# START OF Input material

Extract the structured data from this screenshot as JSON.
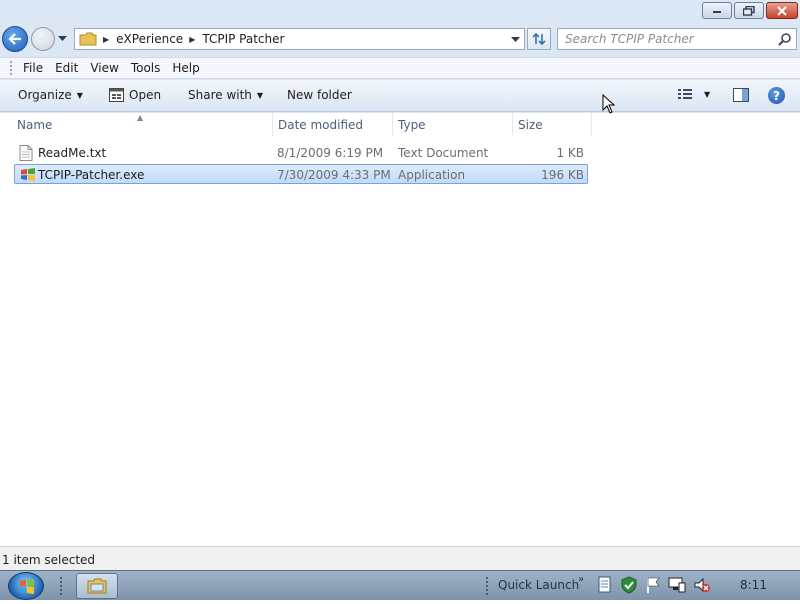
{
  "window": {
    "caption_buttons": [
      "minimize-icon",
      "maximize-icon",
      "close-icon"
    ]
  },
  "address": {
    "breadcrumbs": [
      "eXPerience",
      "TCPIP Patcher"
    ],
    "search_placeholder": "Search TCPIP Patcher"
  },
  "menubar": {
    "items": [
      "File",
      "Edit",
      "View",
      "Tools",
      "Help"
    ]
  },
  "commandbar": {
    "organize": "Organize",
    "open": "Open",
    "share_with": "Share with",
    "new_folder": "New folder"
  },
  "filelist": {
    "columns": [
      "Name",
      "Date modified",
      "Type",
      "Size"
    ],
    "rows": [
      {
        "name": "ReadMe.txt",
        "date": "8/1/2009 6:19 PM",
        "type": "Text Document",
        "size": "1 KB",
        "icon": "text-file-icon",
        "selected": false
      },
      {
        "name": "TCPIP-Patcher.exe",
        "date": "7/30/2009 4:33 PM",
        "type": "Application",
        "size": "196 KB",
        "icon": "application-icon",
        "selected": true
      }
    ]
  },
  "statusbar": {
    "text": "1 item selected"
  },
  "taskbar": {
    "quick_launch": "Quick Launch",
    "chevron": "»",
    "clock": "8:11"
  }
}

# END OF Input material
# START OF Input material

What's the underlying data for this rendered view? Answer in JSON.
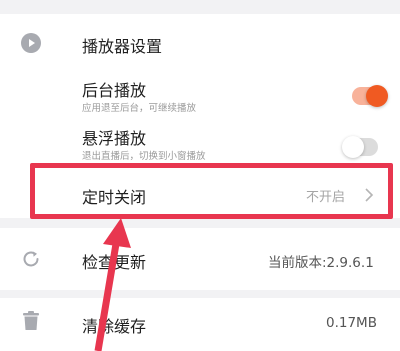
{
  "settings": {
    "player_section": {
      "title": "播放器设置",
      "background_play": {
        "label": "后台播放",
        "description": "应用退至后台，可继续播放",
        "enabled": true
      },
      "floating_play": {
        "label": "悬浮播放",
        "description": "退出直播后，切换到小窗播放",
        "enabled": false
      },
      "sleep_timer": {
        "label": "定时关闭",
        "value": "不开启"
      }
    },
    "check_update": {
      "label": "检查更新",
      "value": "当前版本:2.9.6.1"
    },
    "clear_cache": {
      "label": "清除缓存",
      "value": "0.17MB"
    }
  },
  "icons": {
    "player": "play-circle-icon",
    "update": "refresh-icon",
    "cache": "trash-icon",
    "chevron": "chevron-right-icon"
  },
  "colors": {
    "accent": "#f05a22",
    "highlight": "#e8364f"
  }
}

# END OF Input material

Work to complete – Pick out the lines that have the word "Patcher". Copy them all.

Correct output –
      "TCPIP Patcher"
    "search_placeholder": "Search TCPIP Patcher"
        "name": "TCPIP-Patcher.exe",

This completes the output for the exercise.